[A run of records]
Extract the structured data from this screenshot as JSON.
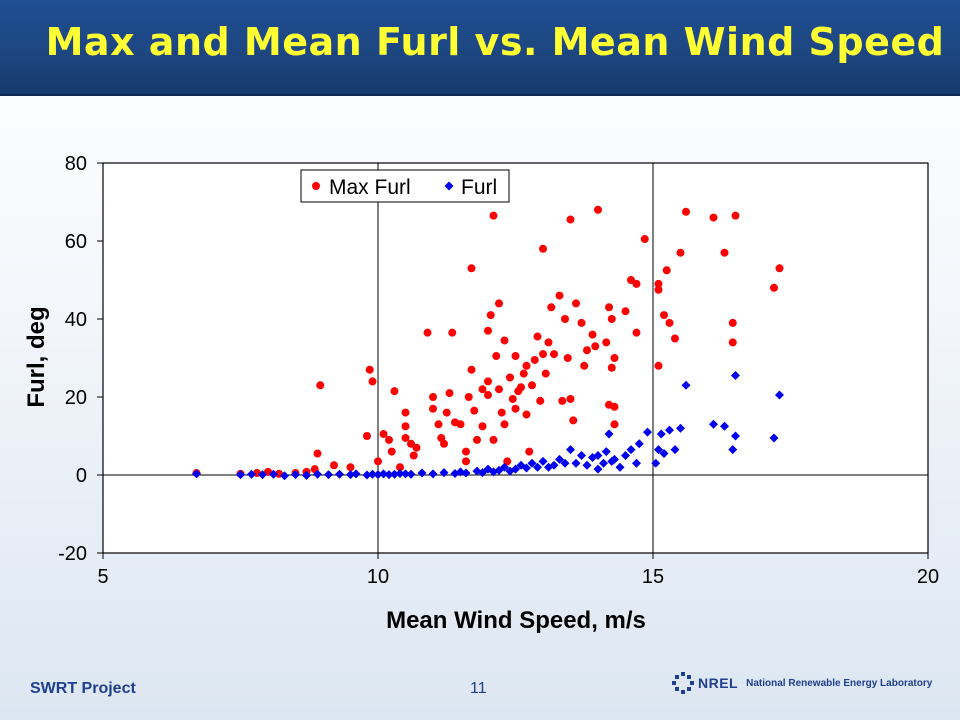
{
  "header": {
    "title": "Max and Mean Furl vs. Mean Wind Speed"
  },
  "footer": {
    "project": "SWRT Project",
    "page": "11",
    "org_abbrev": "NREL",
    "org_name": "National Renewable Energy Laboratory"
  },
  "colors": {
    "max_furl": "#ff0000",
    "furl": "#0000ee",
    "header_bg": "#1f4e94",
    "title": "#ffff33"
  },
  "chart_data": {
    "type": "scatter",
    "title": "",
    "xlabel": "Mean Wind Speed, m/s",
    "ylabel": "Furl, deg",
    "xlim": [
      5,
      20
    ],
    "ylim": [
      -20,
      80
    ],
    "xticks": [
      5,
      10,
      15,
      20
    ],
    "yticks": [
      -20,
      0,
      20,
      40,
      60,
      80
    ],
    "grid": "vertical lines at x ticks",
    "legend": {
      "placement": "top-left",
      "entries": [
        "Max Furl",
        "Furl"
      ]
    },
    "series": [
      {
        "name": "Max Furl",
        "marker": "circle",
        "color": "#ff0000",
        "points": [
          [
            6.7,
            0.5
          ],
          [
            7.5,
            0.3
          ],
          [
            7.8,
            0.5
          ],
          [
            8,
            0.8
          ],
          [
            8.2,
            0.3
          ],
          [
            8.5,
            0.5
          ],
          [
            8.7,
            0.8
          ],
          [
            8.85,
            1.5
          ],
          [
            8.9,
            5.5
          ],
          [
            8.95,
            23
          ],
          [
            9.2,
            2.5
          ],
          [
            9.5,
            2
          ],
          [
            9.8,
            10
          ],
          [
            9.85,
            27
          ],
          [
            9.9,
            24
          ],
          [
            10,
            3.5
          ],
          [
            10.1,
            10.5
          ],
          [
            10.2,
            9
          ],
          [
            10.25,
            6
          ],
          [
            10.3,
            21.5
          ],
          [
            10.4,
            2
          ],
          [
            10.5,
            9.5
          ],
          [
            10.5,
            12.5
          ],
          [
            10.5,
            16
          ],
          [
            10.6,
            8
          ],
          [
            10.65,
            5
          ],
          [
            10.7,
            7
          ],
          [
            10.9,
            36.5
          ],
          [
            11,
            17
          ],
          [
            11,
            20
          ],
          [
            11.1,
            13
          ],
          [
            11.15,
            9.5
          ],
          [
            11.2,
            8
          ],
          [
            11.25,
            16
          ],
          [
            11.3,
            21
          ],
          [
            11.35,
            36.5
          ],
          [
            11.4,
            13.5
          ],
          [
            11.5,
            13
          ],
          [
            11.6,
            6
          ],
          [
            11.6,
            3.5
          ],
          [
            11.65,
            20
          ],
          [
            11.7,
            27
          ],
          [
            11.7,
            53
          ],
          [
            11.75,
            16.5
          ],
          [
            11.8,
            9
          ],
          [
            11.9,
            12.5
          ],
          [
            11.9,
            22
          ],
          [
            12,
            20.5
          ],
          [
            12,
            24
          ],
          [
            12,
            37
          ],
          [
            12.05,
            41
          ],
          [
            12.1,
            66.5
          ],
          [
            12.1,
            9
          ],
          [
            12.15,
            30.5
          ],
          [
            12.2,
            22
          ],
          [
            12.2,
            44
          ],
          [
            12.25,
            16
          ],
          [
            12.3,
            34.5
          ],
          [
            12.3,
            13
          ],
          [
            12.35,
            3.5
          ],
          [
            12.4,
            25
          ],
          [
            12.45,
            19.5
          ],
          [
            12.5,
            30.5
          ],
          [
            12.5,
            17
          ],
          [
            12.55,
            21.5
          ],
          [
            12.6,
            22.5
          ],
          [
            12.65,
            26
          ],
          [
            12.7,
            28
          ],
          [
            12.7,
            15.5
          ],
          [
            12.75,
            6
          ],
          [
            12.8,
            23
          ],
          [
            12.85,
            29.5
          ],
          [
            12.9,
            35.5
          ],
          [
            12.95,
            19
          ],
          [
            13,
            31
          ],
          [
            13,
            58
          ],
          [
            13.05,
            26
          ],
          [
            13.1,
            34
          ],
          [
            13.15,
            43
          ],
          [
            13.2,
            31
          ],
          [
            13.3,
            46
          ],
          [
            13.35,
            19
          ],
          [
            13.4,
            40
          ],
          [
            13.45,
            30
          ],
          [
            13.5,
            65.5
          ],
          [
            13.5,
            19.5
          ],
          [
            13.55,
            14
          ],
          [
            13.6,
            44
          ],
          [
            13.7,
            39
          ],
          [
            13.75,
            28
          ],
          [
            13.8,
            32
          ],
          [
            13.9,
            36
          ],
          [
            13.95,
            33
          ],
          [
            14,
            68
          ],
          [
            14.15,
            34
          ],
          [
            14.2,
            18
          ],
          [
            14.2,
            43
          ],
          [
            14.25,
            40
          ],
          [
            14.25,
            27.5
          ],
          [
            14.3,
            30
          ],
          [
            14.3,
            13
          ],
          [
            14.3,
            17.5
          ],
          [
            14.5,
            42
          ],
          [
            14.6,
            50
          ],
          [
            14.7,
            36.5
          ],
          [
            14.7,
            49
          ],
          [
            14.85,
            60.5
          ],
          [
            15.1,
            28
          ],
          [
            15.1,
            49
          ],
          [
            15.1,
            47.5
          ],
          [
            15.2,
            41
          ],
          [
            15.25,
            52.5
          ],
          [
            15.3,
            39
          ],
          [
            15.4,
            35
          ],
          [
            15.5,
            57
          ],
          [
            15.6,
            67.5
          ],
          [
            16.1,
            66
          ],
          [
            16.3,
            57
          ],
          [
            16.45,
            34
          ],
          [
            16.45,
            39
          ],
          [
            16.5,
            66.5
          ],
          [
            17.2,
            48
          ],
          [
            17.3,
            53
          ]
        ]
      },
      {
        "name": "Furl",
        "marker": "diamond",
        "color": "#0000ee",
        "points": [
          [
            6.7,
            0.3
          ],
          [
            7.5,
            0.1
          ],
          [
            7.7,
            0.2
          ],
          [
            7.9,
            0.1
          ],
          [
            8.1,
            0.2
          ],
          [
            8.3,
            -0.2
          ],
          [
            8.5,
            0.1
          ],
          [
            8.7,
            -0.1
          ],
          [
            8.9,
            0.2
          ],
          [
            9.1,
            0.1
          ],
          [
            9.3,
            0.2
          ],
          [
            9.5,
            0.1
          ],
          [
            9.6,
            0.3
          ],
          [
            9.8,
            0
          ],
          [
            9.9,
            0.2
          ],
          [
            10,
            0.1
          ],
          [
            10.1,
            0.3
          ],
          [
            10.2,
            0.1
          ],
          [
            10.3,
            0.2
          ],
          [
            10.4,
            0.4
          ],
          [
            10.5,
            0.3
          ],
          [
            10.6,
            0.2
          ],
          [
            10.8,
            0.5
          ],
          [
            11,
            0.3
          ],
          [
            11.2,
            0.6
          ],
          [
            11.4,
            0.4
          ],
          [
            11.5,
            0.8
          ],
          [
            11.6,
            0.5
          ],
          [
            11.8,
            1
          ],
          [
            11.9,
            0.6
          ],
          [
            12,
            1.5
          ],
          [
            12.1,
            0.8
          ],
          [
            12.2,
            1.2
          ],
          [
            12.3,
            2
          ],
          [
            12.4,
            1
          ],
          [
            12.5,
            1.5
          ],
          [
            12.6,
            2.5
          ],
          [
            12.7,
            1.8
          ],
          [
            12.8,
            3
          ],
          [
            12.9,
            2
          ],
          [
            13,
            3.5
          ],
          [
            13.1,
            2
          ],
          [
            13.2,
            2.5
          ],
          [
            13.3,
            4
          ],
          [
            13.4,
            3
          ],
          [
            13.5,
            6.5
          ],
          [
            13.6,
            3
          ],
          [
            13.7,
            5
          ],
          [
            13.8,
            2.5
          ],
          [
            13.9,
            4.5
          ],
          [
            14,
            5
          ],
          [
            14,
            1.5
          ],
          [
            14.1,
            3
          ],
          [
            14.15,
            6
          ],
          [
            14.2,
            10.5
          ],
          [
            14.25,
            3.5
          ],
          [
            14.3,
            4
          ],
          [
            14.4,
            2
          ],
          [
            14.5,
            5
          ],
          [
            14.6,
            6.5
          ],
          [
            14.7,
            3
          ],
          [
            14.75,
            8
          ],
          [
            14.9,
            11
          ],
          [
            15.05,
            3
          ],
          [
            15.1,
            6.5
          ],
          [
            15.15,
            10.5
          ],
          [
            15.2,
            5.5
          ],
          [
            15.3,
            11.5
          ],
          [
            15.4,
            6.5
          ],
          [
            15.5,
            12
          ],
          [
            15.6,
            23
          ],
          [
            16.1,
            13
          ],
          [
            16.3,
            12.5
          ],
          [
            16.45,
            6.5
          ],
          [
            16.5,
            10
          ],
          [
            16.5,
            25.5
          ],
          [
            17.2,
            9.5
          ],
          [
            17.3,
            20.5
          ]
        ]
      }
    ]
  }
}
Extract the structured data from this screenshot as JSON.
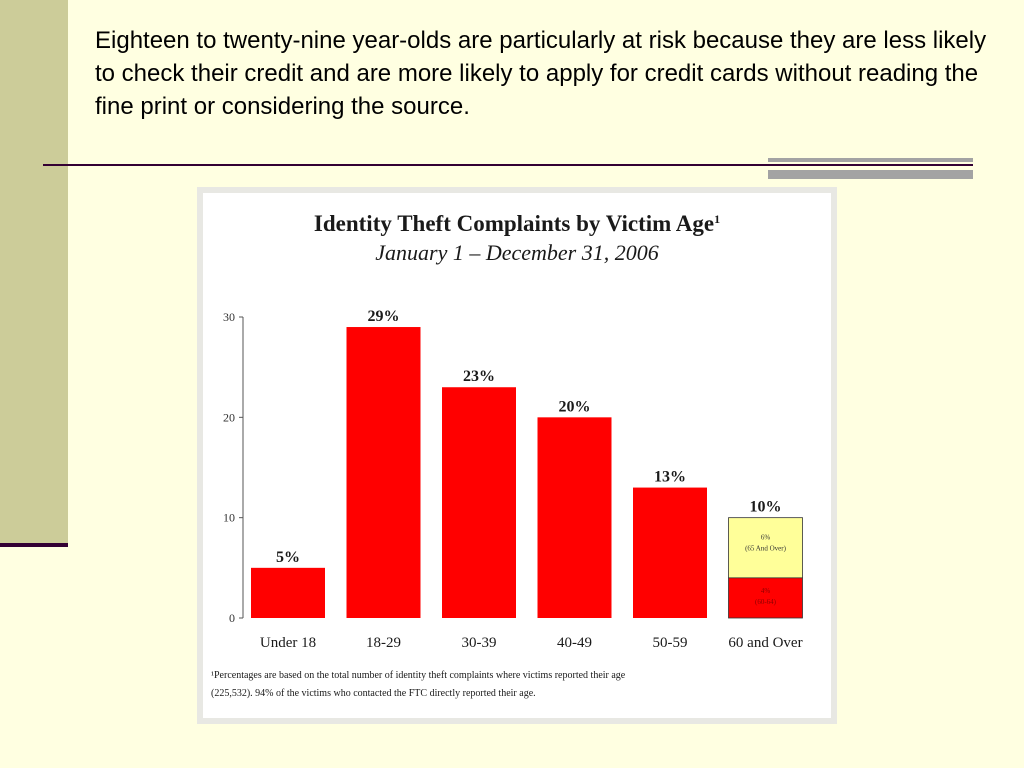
{
  "slide": {
    "text": "Eighteen to twenty-nine year-olds are particularly at risk because they are less likely to check their credit and are more likely to apply for credit cards without reading the fine print or considering the source."
  },
  "colors": {
    "bar": "#ff0000",
    "stack_top": "#ffff99",
    "background": "#ffffe1",
    "accent_bar": "#cccc99"
  },
  "chart_data": {
    "type": "bar",
    "title": "Identity Theft Complaints by Victim Age",
    "title_superscript": "1",
    "subtitle": "January 1 – December 31, 2006",
    "categories": [
      "Under 18",
      "18-29",
      "30-39",
      "40-49",
      "50-59",
      "60 and Over"
    ],
    "values": [
      5,
      29,
      23,
      20,
      13,
      10
    ],
    "data_labels": [
      "5%",
      "29%",
      "23%",
      "20%",
      "13%",
      "10%"
    ],
    "stacked_last": {
      "bottom_value": 4,
      "top_value": 6,
      "bottom_label_pct": "4%",
      "bottom_label_range": "(60-64)",
      "top_label_pct": "6%",
      "top_label_range": "(65 And Over)"
    },
    "yticks": [
      "0",
      "10",
      "20",
      "30"
    ],
    "ylim": [
      0,
      30
    ],
    "footnote_line1": "¹Percentages are based on the total number of identity theft complaints where victims reported their age",
    "footnote_line2": "(225,532).  94% of the victims who contacted the FTC directly reported their age."
  }
}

• **TASK DIRECTIONS**
Only lines that contain the word "reported" are wanted; copy each of them.

• **FULL SOLUTION**
    "footnote_line1": "¹Percentages are based on the total number of identity theft complaints where victims reported their age",
    "footnote_line2": "(225,532).  94% of the victims who contacted the FTC directly reported their age."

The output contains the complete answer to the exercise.